Extrait:
━━━━━━━━━━

A Potsdam, 5 Mai 1767.

 

 

 

          J’aurais cru, pendant les troubles qui désolaient l’Europe, que la terre de Ferney et la ville de Genève étaient l’arche où quelques justes furent préservés des calamités publiques. Mais il faut l’avouer, il n’est aucun lieu où l’inquiétude des hommes et l’enchaînement fatal des causes ne puissent amener ce fléau (1). Je plains les citoyens de la Rome calviniste de se trouver réduits à la dure nécessité d’abandonner leur patrie, ou de renoncer aux privilèges de leur liberté. Ils ont affaire à trop forte partie, et les Français les traitent à la rigueur. Lentulus (2), qui a fait un tour en sa patrie, s’était proposé de passer chez vous si ce cordon impénétrable ne l’en eût empêché. Voilà comme tout se dénature par les lois de la vicissitude.

━━━━━━━━━━

Actions à mener:
[1] D'après l'extrait, qu'est-ce qui a empêché Lentulus de passer chez le destinataire ?
[2] Rédigez la suite de l'extrait daté de Potsdam en reprenant juste après sa dernière phrase.

Lignes:
━━━━━━━━━━

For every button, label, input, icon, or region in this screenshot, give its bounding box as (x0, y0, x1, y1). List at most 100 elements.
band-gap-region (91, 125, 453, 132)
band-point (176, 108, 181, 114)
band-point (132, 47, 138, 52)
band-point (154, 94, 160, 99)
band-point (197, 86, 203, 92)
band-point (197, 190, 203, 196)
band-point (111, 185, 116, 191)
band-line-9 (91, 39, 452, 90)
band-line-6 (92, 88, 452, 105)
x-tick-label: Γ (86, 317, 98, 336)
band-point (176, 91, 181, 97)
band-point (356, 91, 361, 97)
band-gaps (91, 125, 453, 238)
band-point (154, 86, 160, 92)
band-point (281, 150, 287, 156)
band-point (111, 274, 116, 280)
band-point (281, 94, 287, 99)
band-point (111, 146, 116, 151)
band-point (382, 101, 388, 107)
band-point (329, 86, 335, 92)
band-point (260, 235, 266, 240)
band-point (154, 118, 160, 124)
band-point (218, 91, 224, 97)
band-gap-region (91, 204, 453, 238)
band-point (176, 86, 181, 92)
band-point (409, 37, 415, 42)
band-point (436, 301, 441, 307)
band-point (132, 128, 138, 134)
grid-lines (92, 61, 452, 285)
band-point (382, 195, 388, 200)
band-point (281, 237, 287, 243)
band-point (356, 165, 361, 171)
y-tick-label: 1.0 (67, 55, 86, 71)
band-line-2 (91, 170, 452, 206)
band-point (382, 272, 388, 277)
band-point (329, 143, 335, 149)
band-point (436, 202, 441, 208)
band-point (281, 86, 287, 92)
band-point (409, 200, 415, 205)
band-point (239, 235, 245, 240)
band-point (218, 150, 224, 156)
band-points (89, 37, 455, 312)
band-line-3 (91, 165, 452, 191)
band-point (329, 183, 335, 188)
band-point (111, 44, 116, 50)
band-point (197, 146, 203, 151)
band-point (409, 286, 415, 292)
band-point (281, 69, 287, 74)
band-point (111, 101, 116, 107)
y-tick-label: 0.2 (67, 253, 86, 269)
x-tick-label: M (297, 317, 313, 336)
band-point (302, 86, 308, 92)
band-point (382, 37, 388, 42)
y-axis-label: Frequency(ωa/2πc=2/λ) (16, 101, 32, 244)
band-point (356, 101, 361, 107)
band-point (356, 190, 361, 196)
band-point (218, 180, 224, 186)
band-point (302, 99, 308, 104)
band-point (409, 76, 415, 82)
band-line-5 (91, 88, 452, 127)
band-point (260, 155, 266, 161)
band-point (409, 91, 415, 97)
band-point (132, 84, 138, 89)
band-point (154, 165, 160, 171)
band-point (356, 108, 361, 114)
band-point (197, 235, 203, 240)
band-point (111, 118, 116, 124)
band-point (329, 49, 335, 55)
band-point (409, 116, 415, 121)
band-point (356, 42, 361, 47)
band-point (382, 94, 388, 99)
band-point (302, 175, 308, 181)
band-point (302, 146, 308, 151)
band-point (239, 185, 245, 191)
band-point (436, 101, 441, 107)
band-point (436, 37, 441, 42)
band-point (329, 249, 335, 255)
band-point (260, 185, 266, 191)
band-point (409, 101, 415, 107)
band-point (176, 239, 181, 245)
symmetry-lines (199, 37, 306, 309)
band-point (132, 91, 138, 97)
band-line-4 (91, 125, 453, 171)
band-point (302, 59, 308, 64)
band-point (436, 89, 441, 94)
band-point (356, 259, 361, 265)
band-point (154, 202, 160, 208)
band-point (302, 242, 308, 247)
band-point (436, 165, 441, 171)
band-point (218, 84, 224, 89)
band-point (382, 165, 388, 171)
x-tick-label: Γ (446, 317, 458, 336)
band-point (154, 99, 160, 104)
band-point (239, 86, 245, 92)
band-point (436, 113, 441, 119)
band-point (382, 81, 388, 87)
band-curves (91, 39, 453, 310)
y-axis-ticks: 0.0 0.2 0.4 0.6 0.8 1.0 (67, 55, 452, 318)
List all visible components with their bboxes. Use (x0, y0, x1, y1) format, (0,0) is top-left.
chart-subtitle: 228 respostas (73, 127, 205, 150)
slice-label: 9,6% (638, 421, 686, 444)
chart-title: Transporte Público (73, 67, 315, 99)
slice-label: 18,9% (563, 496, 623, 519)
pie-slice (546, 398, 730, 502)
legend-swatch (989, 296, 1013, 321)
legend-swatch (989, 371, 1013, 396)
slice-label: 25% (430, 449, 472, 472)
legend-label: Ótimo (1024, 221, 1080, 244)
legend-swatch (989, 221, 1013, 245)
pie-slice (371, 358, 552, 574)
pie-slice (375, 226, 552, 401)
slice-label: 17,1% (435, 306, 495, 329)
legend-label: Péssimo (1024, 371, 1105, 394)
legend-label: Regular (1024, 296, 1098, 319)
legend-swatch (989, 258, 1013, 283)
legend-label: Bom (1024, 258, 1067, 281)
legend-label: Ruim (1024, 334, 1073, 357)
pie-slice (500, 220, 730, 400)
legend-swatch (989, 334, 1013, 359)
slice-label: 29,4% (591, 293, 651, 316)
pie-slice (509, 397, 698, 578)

━━━━━━━━━━

Réponses dans l'ordre:
[1] Un cordon impénétrable.

[2]
          La ville de Jérusalem, bâtie par le peuple de Dieu, est possédée par les Turcs ; le Capitole, cet asile des nations, ce lieu auguste où s’assemblait un sénat maître de l’univers, est maintenant habité par des récollets (3) ; et Ferney, douce et agréable retraite philosophique, sert de quartier-général aux troupes françaises. Mais vous adoucirez ces guerriers farouches, comme Orphée, votre devancier, apprivoisa les tigres et les lions.

 

          Il est fâcheux que vous soyez assujetti, comme le reste des êtres, aux infirmités de l’âge : il faudrait que les corps joints à des âmes privilégiées comme la vôtre en fussent exempts. Les arts et la société de notre petite contrée regretteront à jamais votre perte. Ce ne sont pas de celles qu’on répare facilement : aussi votre mémoire ne périra-t-elle pas parmi nous.

 

          Vous pouvez vous servir de nos imprimeurs selon vos désirs. Ils jouissent d’une liberté entière  et comme ils sont liés avec ceux de Hollande, de France, et d’Allemagne, je ne doute pas qu’ils n’aient des voies pour faire passer les livres où ils le jugent à propos.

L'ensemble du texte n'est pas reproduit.